**** TEXTO PARA LEITURA ****

Para a 8ª Turma, a proteção à mulher prevista na CLT vai contra o princípio da isonomia
A Oitava Turma do Tribunal Superior do Trabalho julgou improcedente a reclamação trabalhista ajuizada pelo Sindicato dos Empregados no Comércio de Florianópolis (SC), que pretendia que as empregadas da Rede Catarinense de Supermercados Ltda. tivessem uma folga aos domingos a cada duas semanas, como prevê o artigo 386 da CLT. Para o colegiado, a norma, inserida no capítulo da proteção do trabalho da mulher, vai de encontro ao princípio da isonomia, previsto no artigo 5º da Constituição da República.
Proteção x discriminação
O juízo da 7ª Vara do Trabalho da capital catarinense negou o pedido, por considerar que o artigo 386 da CLT não foi recepcionado pela Constituição, ou seja, não é compatível com o princípio da isonomia entre homens e mulheres.

****

- ENUNCIADO A
Redigite o trecho do texto sobre o artigo 386 da CLT que vai de "Para a 8ª Turma, a" até "homens e mulheres.".
- ENUNCIADO B
Com base no texto sobre o artigo 386 da CLT, explique por que o juízo da 7ª Vara do Trabalho negou o pedido do sindicato.
- ENUNCIADO C
Dê seguimento ao texto sobre o artigo 386 da CLT a partir do ponto em que ele termina.

**** MATERIAL FORNECIDO ****

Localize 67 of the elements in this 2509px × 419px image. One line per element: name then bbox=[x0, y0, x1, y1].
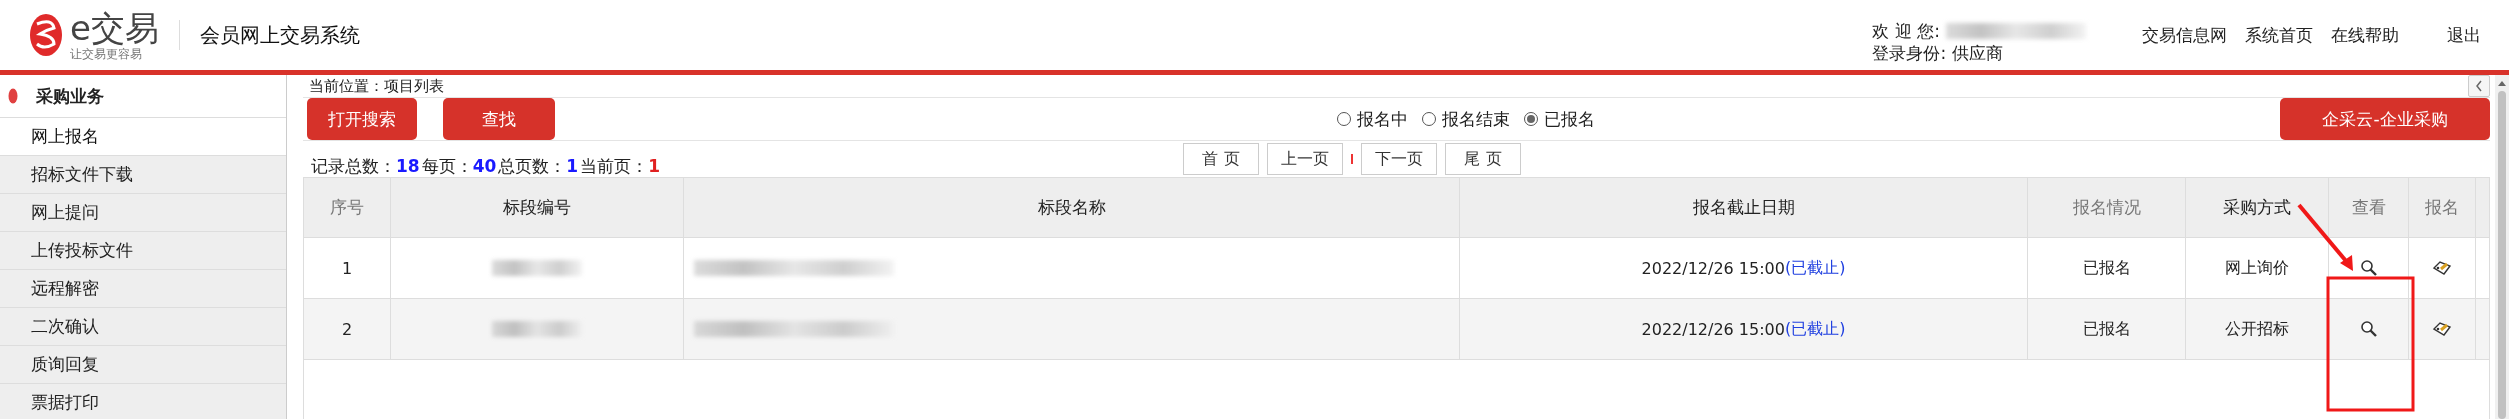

****

- RESPOSTA FINAL A
Para a 8ª Turma, a proteção à mulher prevista na CLT vai contra o princípio da isonomia
A Oitava Turma do Tribunal Superior do Trabalho julgou improcedente a reclamação trabalhista ajuizada pelo Sindicato dos Empregados no Comércio de Florianópolis (SC), que pretendia que as empregadas da Rede Catarinense de Supermercados Ltda. tivessem uma folga aos domingos a cada duas semanas, como prevê o artigo 386 da CLT. Para o colegiado, a norma, inserida no capítulo da proteção do trabalho da mulher, vai de encontro ao princípio da isonomia, previsto no artigo 5º da Constituição da República.
Proteção x discriminação
O juízo da 7ª Vara do Trabalho da capital catarinense negou o pedido, por considerar que o artigo 386 da CLT não foi recepcionado pela Constituição, ou seja, não é compatível com o princípio da isonomia entre homens e mulheres.

- RESPOSTA FINAL B
O juízo da 7ª Vara do Trabalho da capital catarinense negou o pedido porque considerou que o artigo 386 da CLT não foi recepcionado pela Constituição. Em outras palavras, entendeu que essa norma não é compatível com o princípio da isonomia entre homens e mulheres.

- RESPOSTA FINAL C
Recepção x incompatibilidade
O Tribunal Regional do Trabalho da 12ª Região, contudo, condenou a empresa ao pagamento em dobro de um descanso dominical por mês para cada empregada durante a vigência do contrato de trabalho nas hipóteses em que tenha havido desrespeito à regra da CLT. Segundo o TRT, o artigo 384, cuja constitucionalidade foi reconhecida pelo Supremo Tribunal Federal, está no mesmo capítulo do artigo 386 – o Capítulo III, que estabelece diversas medidas a fim de proteger a mulher no ambiente de trabalho e nas relações de emprego. “Reconhecida a constitucionalidade do artigo 384, não há a menor lógica em afirmar que o artigo 386 não é constitucional, pois ambos tratam de garantias com enormes semelhanças entre si”, escreveu o relator.
Igualdade
A relatora do recurso de revista da rede de supermercados, ministra Dora Maria da Costa, assinalou que a Constituição considera homens e mulheres iguais em direitos e obrigações e não impõe que o repouso semanal remunerado recaia sempre no dia de domingo, mas preferencialmente. No mesmo sentido, o artigo 6º, parágrafo único, da Lei 10.101/2000 determina que o repouso deverá coincidir, pelo menos uma vez no período máximo de três semanas, com o domingo.
De acordo com a ministra, as empregadas da rede tinham assegurada a folga semanal, tendo-se por compensados os demais domingos trabalhados. Assim, concluiu não ser devido o pagamento do descanso dominical na forma deferida pelo TRT, sob pena de ofensa ao princípio constitucional da isonomia. “Não obstante homens e mulheres se diferenciarem em alguns pontos, especialmente no concernente ao aspecto fisiológico, esse diferencial não dá amparo ao gozo de mais folgas no dia de domingo às mulheres do que aos homens, já que o gozo da folga semanal em outro dia da semana não resulta em desgaste físico maior”, afirmou.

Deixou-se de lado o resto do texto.